Parts of the exercise:
A: From the excerpt on SEND and summer-born children, extract the stretch from "Dr Campbell, Assistant" through "dysfunctional SEND system.".
B: Decide whether each statement agrees with the excerpt on SEND and summer-born children, answering yes or no and quoting the deciding words: (i) Dr Campbell holds a post at LSE's Centre for Analysis of Social Exclusion. (ii) The paper says arbitrariness and inconsistency alone characterize the system. (iii) Dr Campbell argues the testing and curriculum regimes are inappropriate particularly for older children.

**** Page extract ****

Dr Campbell, Assistant Research Professor at LSE’s Centre for Analysis of Social Exclusion, argues that England’s rigid early testing and curriculum regimes are inappropriate, particularly for younger children. She explains that they are set up to sort children into the ‘expected’ and ‘good’ who ‘meet standards,’ and those who are deficient. This results in over-attribution to summer-borns of SEND, and contributes to “inequalities, inefficiencies and insufficiencies” within a dysfunctional SEND system.  

Her paper says:

“It is not only arbitrariness and haphazard inconsistency that characterise the ‘nightmare’ and ‘confusion’ of the Kafkaesque system. Alongside these aspects is a structural creation of SEND within the context of the wider school and policy environment. Rigid prescriptive ‘expectations’ not suitable for relatively younger children result in many of these children being denoted with SEND, and then the system that has created these needs cannot or will not meet them. This is because inherently by the same conditions through which it creates some SEND, it is configured not to serve the children it attributes.

**** Excerpted data ****

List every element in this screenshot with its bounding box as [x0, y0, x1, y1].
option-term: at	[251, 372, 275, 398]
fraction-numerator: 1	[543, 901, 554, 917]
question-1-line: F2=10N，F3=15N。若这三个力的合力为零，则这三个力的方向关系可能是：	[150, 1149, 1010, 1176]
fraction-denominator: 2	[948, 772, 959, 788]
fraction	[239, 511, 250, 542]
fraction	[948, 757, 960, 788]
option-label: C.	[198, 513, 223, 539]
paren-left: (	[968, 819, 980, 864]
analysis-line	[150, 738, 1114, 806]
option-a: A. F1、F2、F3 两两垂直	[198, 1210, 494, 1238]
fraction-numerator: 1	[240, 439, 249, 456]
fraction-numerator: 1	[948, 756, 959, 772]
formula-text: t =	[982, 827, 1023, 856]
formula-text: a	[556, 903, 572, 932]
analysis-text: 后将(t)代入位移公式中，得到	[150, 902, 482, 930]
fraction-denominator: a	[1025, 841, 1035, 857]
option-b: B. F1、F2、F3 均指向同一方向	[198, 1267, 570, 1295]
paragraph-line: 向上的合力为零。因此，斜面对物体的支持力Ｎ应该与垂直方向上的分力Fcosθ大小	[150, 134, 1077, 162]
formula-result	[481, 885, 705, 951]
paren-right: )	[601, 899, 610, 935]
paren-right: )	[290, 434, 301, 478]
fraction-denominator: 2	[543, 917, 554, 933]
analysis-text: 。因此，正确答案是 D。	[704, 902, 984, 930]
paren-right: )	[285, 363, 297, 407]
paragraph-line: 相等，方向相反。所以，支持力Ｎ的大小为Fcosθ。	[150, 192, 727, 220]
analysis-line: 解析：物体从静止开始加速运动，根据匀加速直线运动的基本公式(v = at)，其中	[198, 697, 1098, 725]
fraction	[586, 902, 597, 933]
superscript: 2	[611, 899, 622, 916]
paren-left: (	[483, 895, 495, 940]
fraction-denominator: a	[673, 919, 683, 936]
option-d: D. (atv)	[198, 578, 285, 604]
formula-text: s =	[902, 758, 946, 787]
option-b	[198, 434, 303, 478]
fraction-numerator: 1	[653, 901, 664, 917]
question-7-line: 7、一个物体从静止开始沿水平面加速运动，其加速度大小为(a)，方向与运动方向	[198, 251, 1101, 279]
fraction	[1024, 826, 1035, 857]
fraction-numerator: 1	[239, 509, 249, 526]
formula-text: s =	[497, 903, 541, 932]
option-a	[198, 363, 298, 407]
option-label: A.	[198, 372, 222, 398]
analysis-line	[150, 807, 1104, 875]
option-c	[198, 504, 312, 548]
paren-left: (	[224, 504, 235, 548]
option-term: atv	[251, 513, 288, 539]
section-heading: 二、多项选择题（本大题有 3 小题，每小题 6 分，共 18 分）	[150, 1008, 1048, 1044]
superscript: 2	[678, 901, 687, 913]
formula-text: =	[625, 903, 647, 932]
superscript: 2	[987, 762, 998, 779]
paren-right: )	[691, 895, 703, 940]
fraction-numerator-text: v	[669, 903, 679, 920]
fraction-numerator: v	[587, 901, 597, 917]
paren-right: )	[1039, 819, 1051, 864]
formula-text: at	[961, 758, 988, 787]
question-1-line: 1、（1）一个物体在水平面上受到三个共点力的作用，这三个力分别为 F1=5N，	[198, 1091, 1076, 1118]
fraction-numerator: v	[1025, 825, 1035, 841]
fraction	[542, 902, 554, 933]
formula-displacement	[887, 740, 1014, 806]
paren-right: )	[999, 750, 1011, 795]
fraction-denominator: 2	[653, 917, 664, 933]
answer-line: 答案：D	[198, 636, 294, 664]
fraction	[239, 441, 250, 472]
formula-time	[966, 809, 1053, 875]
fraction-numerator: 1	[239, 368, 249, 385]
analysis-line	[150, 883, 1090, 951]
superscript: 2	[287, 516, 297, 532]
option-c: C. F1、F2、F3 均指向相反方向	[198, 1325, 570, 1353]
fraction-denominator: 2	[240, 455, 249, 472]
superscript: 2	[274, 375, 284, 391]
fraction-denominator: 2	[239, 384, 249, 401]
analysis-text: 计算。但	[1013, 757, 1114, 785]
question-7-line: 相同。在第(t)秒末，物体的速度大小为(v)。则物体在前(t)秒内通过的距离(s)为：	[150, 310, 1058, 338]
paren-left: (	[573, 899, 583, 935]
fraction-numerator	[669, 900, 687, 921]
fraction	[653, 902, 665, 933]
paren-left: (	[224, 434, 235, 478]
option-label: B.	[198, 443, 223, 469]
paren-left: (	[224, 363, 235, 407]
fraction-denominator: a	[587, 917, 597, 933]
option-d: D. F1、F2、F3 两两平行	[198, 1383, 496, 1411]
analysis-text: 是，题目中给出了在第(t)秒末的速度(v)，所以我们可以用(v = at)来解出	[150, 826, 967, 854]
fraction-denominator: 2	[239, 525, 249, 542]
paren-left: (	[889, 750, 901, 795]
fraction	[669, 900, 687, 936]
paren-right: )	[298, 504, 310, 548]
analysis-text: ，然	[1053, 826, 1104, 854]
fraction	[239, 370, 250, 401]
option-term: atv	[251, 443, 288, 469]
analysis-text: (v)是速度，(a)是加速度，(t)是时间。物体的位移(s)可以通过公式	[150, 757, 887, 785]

****

Task-by-task outputs:
A:
Dr Campbell, Assistant Research Professor at LSE’s Centre for Analysis of Social Exclusion, argues that England’s rigid early testing and curriculum regimes are inappropriate, particularly for younger children. She explains that they are set up to sort children into the ‘expected’ and ‘good’ who ‘meet standards,’ and those who are deficient. This results in over-attribution to summer-borns of SEND, and contributes to “inequalities, inefficiencies and insufficiencies” within a dysfunctional SEND system.

B:
(i) Yes: "Dr Campbell, Assistant Research Professor at LSE’s Centre for Analysis of Social Exclusion"
(ii) No: "It is not only arbitrariness and haphazard inconsistency that characterise"
(iii) No: "inappropriate, particularly for younger children"